WORK TO DO: Your task is to copy every line of this material exactly.

## START WORKING DATA

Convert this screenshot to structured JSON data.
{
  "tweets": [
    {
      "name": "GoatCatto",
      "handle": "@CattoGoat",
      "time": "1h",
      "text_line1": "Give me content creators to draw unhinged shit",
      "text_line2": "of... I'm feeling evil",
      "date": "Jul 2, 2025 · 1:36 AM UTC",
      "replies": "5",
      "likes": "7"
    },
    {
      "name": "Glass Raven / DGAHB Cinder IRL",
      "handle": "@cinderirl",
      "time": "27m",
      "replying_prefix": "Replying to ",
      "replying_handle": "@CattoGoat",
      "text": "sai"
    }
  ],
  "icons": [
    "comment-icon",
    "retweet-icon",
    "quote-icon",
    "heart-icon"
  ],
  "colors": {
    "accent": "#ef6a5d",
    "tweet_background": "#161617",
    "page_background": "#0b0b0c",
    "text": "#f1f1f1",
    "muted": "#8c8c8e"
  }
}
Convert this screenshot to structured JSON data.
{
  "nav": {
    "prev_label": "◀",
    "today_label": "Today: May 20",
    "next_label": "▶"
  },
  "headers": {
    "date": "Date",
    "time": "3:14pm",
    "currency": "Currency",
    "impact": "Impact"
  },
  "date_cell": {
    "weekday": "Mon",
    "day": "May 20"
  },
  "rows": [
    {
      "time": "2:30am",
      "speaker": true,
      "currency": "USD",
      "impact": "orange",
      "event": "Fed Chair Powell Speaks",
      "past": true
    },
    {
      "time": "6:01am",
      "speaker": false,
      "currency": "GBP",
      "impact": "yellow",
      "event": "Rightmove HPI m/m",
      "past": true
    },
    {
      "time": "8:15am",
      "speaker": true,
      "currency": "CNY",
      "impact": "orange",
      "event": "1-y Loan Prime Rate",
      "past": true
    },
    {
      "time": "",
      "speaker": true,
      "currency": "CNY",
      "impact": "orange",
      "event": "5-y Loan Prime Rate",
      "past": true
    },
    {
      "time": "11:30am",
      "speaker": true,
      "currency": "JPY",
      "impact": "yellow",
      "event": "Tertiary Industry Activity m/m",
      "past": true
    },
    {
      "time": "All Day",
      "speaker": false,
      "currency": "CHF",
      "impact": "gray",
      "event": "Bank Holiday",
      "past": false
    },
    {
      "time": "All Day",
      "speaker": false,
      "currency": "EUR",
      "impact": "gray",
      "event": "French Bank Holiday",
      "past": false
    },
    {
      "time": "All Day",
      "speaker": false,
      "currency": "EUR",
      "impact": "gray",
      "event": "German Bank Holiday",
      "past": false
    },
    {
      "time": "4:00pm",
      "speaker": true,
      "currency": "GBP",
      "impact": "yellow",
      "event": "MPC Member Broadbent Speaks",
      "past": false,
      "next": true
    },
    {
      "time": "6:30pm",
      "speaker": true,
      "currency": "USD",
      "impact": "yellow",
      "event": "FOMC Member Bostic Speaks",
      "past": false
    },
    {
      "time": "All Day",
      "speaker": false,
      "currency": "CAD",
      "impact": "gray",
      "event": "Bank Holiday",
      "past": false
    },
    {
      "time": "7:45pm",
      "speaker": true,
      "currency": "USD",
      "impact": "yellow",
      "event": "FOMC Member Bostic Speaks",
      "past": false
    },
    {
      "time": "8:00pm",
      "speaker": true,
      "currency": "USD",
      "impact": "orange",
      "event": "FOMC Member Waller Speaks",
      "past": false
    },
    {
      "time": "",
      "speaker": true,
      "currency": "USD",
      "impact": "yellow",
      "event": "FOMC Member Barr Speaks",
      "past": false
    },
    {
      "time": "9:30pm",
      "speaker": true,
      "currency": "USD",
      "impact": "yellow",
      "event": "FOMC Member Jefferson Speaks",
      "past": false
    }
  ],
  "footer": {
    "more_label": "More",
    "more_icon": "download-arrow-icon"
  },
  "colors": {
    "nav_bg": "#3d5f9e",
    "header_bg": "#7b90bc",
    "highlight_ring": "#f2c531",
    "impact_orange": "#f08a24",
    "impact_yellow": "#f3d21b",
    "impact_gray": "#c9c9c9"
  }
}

## END WORKING DATA

FINAL ANSWER:
Convert this screenshot to structured JSON data.
{
  "tweets": [
    {
      "name": "GoatCatto",
      "handle": "@CattoGoat",
      "time": "1h",
      "text_line1": "Give me content creators to draw unhinged shit",
      "text_line2": "of... I'm feeling evil",
      "date": "Jul 2, 2025 · 1:36 AM UTC",
      "replies": "5",
      "likes": "7"
    },
    {
      "name": "Glass Raven / DGAHB Cinder IRL",
      "handle": "@cinderirl",
      "time": "27m",
      "replying_prefix": "Replying to ",
      "replying_handle": "@CattoGoat",
      "text": "sai"
    }
  ],
  "icons": [
    "comment-icon",
    "retweet-icon",
    "quote-icon",
    "heart-icon"
  ],
  "colors": {
    "accent": "#ef6a5d",
    "tweet_background": "#161617",
    "page_background": "#0b0b0c",
    "text": "#f1f1f1",
    "muted": "#8c8c8e"
  }
}
Convert this screenshot to structured JSON data.
{
  "nav": {
    "prev_label": "◀",
    "today_label": "Today: May 20",
    "next_label": "▶"
  },
  "headers": {
    "date": "Date",
    "time": "3:14pm",
    "currency": "Currency",
    "impact": "Impact"
  },
  "date_cell": {
    "weekday": "Mon",
    "day": "May 20"
  },
  "rows": [
    {
      "time": "2:30am",
      "speaker": true,
      "currency": "USD",
      "impact": "orange",
      "event": "Fed Chair Powell Speaks",
      "past": true
    },
    {
      "time": "6:01am",
      "speaker": false,
      "currency": "GBP",
      "impact": "yellow",
      "event": "Rightmove HPI m/m",
      "past": true
    },
    {
      "time": "8:15am",
      "speaker": true,
      "currency": "CNY",
      "impact": "orange",
      "event": "1-y Loan Prime Rate",
      "past": true
    },
    {
      "time": "",
      "speaker": true,
      "currency": "CNY",
      "impact": "orange",
      "event": "5-y Loan Prime Rate",
      "past": true
    },
    {
      "time": "11:30am",
      "speaker": true,
      "currency": "JPY",
      "impact": "yellow",
      "event": "Tertiary Industry Activity m/m",
      "past": true
    },
    {
      "time": "All Day",
      "speaker": false,
      "currency": "CHF",
      "impact": "gray",
      "event": "Bank Holiday",
      "past": false
    },
    {
      "time": "All Day",
      "speaker": false,
      "currency": "EUR",
      "impact": "gray",
      "event": "French Bank Holiday",
      "past": false
    },
    {
      "time": "All Day",
      "speaker": false,
      "currency": "EUR",
      "impact": "gray",
      "event": "German Bank Holiday",
      "past": false
    },
    {
      "time": "4:00pm",
      "speaker": true,
      "currency": "GBP",
      "impact": "yellow",
      "event": "MPC Member Broadbent Speaks",
      "past": false,
      "next": true
    },
    {
      "time": "6:30pm",
      "speaker": true,
      "currency": "USD",
      "impact": "yellow",
      "event": "FOMC Member Bostic Speaks",
      "past": false
    },
    {
      "time": "All Day",
      "speaker": false,
      "currency": "CAD",
      "impact": "gray",
      "event": "Bank Holiday",
      "past": false
    },
    {
      "time": "7:45pm",
      "speaker": true,
      "currency": "USD",
      "impact": "yellow",
      "event": "FOMC Member Bostic Speaks",
      "past": false
    },
    {
      "time": "8:00pm",
      "speaker": true,
      "currency": "USD",
      "impact": "orange",
      "event": "FOMC Member Waller Speaks",
      "past": false
    },
    {
      "time": "",
      "speaker": true,
      "currency": "USD",
      "impact": "yellow",
      "event": "FOMC Member Barr Speaks",
      "past": false
    },
    {
      "time": "9:30pm",
      "speaker": true,
      "currency": "USD",
      "impact": "yellow",
      "event": "FOMC Member Jefferson Speaks",
      "past": false
    }
  ],
  "footer": {
    "more_label": "More",
    "more_icon": "download-arrow-icon"
  },
  "colors": {
    "nav_bg": "#3d5f9e",
    "header_bg": "#7b90bc",
    "highlight_ring": "#f2c531",
    "impact_orange": "#f08a24",
    "impact_yellow": "#f3d21b",
    "impact_gray": "#c9c9c9"
  }
}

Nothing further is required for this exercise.